**Records excerpted from a collection**
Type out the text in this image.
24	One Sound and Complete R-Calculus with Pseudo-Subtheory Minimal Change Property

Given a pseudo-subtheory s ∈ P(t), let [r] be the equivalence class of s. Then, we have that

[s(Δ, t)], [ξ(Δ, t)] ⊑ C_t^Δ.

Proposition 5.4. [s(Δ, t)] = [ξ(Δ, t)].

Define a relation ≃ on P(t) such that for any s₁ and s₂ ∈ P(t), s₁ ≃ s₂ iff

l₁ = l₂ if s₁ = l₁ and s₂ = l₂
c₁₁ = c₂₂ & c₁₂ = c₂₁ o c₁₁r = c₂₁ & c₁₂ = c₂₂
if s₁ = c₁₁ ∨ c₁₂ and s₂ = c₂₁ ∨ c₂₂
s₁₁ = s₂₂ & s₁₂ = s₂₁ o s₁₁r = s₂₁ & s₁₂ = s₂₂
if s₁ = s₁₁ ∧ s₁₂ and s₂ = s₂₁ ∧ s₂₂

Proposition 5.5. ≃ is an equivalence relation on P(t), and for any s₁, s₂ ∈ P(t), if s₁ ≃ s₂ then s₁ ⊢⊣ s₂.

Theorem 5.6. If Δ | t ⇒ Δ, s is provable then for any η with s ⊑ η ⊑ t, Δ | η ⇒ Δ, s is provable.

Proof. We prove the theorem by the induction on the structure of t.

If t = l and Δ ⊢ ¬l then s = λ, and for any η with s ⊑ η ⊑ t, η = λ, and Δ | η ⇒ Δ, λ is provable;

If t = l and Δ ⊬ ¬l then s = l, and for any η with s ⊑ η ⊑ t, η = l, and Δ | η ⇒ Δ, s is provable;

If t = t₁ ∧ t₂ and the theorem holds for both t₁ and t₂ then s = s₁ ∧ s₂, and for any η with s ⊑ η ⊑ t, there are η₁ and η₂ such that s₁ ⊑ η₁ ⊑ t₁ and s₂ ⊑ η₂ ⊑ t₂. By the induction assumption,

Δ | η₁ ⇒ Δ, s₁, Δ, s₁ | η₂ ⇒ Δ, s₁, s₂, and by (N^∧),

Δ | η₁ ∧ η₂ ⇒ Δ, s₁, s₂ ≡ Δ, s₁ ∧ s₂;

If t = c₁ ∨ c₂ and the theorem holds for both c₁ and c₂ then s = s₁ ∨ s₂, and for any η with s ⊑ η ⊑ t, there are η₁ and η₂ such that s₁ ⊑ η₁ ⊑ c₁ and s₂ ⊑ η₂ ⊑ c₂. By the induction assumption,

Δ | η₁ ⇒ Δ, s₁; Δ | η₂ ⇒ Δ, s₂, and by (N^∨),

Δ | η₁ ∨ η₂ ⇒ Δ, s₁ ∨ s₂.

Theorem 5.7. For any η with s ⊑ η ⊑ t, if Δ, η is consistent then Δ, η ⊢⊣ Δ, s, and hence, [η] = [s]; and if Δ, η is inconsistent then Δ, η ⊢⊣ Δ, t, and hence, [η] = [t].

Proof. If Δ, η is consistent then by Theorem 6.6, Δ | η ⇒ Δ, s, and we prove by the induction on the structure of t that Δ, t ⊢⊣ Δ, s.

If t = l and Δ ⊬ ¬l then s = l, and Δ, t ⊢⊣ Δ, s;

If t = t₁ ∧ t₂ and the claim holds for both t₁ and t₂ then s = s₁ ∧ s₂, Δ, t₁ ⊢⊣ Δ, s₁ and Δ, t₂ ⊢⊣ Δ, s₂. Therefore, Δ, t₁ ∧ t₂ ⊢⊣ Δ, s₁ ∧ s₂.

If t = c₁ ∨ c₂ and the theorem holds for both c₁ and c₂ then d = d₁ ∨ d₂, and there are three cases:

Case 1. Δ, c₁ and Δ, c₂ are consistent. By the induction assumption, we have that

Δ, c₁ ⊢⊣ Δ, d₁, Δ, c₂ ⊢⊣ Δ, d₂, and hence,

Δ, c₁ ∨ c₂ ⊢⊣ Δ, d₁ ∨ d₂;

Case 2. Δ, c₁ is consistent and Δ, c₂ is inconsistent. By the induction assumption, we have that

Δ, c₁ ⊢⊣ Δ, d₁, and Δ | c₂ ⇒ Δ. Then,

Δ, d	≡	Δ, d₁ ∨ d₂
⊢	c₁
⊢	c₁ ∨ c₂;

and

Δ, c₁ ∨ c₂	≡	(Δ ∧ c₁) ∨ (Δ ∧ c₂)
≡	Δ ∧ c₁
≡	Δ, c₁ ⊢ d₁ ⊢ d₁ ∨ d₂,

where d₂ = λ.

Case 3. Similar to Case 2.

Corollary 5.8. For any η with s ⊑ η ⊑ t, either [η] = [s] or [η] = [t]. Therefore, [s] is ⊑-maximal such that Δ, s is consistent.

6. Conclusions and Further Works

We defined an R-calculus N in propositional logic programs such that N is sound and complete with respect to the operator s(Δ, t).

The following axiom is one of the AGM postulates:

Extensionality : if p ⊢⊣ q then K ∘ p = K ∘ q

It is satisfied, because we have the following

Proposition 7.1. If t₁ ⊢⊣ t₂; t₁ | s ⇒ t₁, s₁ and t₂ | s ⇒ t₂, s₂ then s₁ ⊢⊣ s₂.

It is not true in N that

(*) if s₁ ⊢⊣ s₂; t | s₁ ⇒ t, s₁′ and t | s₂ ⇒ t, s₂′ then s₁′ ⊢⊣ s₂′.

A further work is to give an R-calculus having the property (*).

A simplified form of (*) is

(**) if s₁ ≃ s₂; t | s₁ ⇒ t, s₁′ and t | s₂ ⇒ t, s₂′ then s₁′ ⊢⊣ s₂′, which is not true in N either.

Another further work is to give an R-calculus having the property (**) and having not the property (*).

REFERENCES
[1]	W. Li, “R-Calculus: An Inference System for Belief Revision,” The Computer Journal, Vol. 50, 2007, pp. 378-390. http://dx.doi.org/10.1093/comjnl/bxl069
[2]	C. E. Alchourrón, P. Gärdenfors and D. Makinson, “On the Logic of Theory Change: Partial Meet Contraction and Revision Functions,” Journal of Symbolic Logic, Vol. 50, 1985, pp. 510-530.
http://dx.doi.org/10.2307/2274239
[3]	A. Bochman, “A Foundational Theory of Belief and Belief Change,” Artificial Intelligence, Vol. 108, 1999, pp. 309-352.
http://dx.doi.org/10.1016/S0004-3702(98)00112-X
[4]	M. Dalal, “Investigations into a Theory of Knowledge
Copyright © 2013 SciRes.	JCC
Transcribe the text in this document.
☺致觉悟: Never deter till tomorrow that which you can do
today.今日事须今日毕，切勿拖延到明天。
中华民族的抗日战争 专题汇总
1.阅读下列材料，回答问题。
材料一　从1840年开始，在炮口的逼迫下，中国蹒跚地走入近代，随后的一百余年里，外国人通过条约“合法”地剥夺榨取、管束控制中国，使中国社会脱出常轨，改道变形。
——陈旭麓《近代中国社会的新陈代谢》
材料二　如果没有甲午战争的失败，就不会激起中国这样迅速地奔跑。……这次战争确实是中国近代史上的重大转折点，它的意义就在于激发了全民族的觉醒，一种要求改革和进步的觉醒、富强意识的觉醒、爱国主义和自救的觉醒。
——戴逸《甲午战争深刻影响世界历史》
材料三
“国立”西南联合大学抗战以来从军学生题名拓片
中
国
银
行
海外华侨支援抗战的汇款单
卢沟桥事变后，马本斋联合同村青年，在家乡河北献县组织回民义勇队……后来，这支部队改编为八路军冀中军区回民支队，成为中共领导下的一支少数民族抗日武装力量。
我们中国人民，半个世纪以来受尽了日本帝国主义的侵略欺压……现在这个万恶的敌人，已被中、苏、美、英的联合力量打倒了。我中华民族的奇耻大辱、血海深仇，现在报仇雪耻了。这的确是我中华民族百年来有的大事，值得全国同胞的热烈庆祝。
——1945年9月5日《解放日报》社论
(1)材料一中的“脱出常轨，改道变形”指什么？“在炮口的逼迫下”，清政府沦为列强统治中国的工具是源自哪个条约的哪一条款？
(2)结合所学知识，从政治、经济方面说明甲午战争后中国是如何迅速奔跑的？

**GOAL**
Look through the listing and extract every line with "Belief" in it.

**TASK RESULT**
[1]	W. Li, “R-Calculus: An Inference System for Belief Revision,” The Computer Journal, Vol. 50, 2007, pp. 378-390. http://dx.doi.org/10.1093/comjnl/bxl069
[3]	A. Bochman, “A Foundational Theory of Belief and Belief Change,” Artificial Intelligence, Vol. 108, 1999, pp. 309-352.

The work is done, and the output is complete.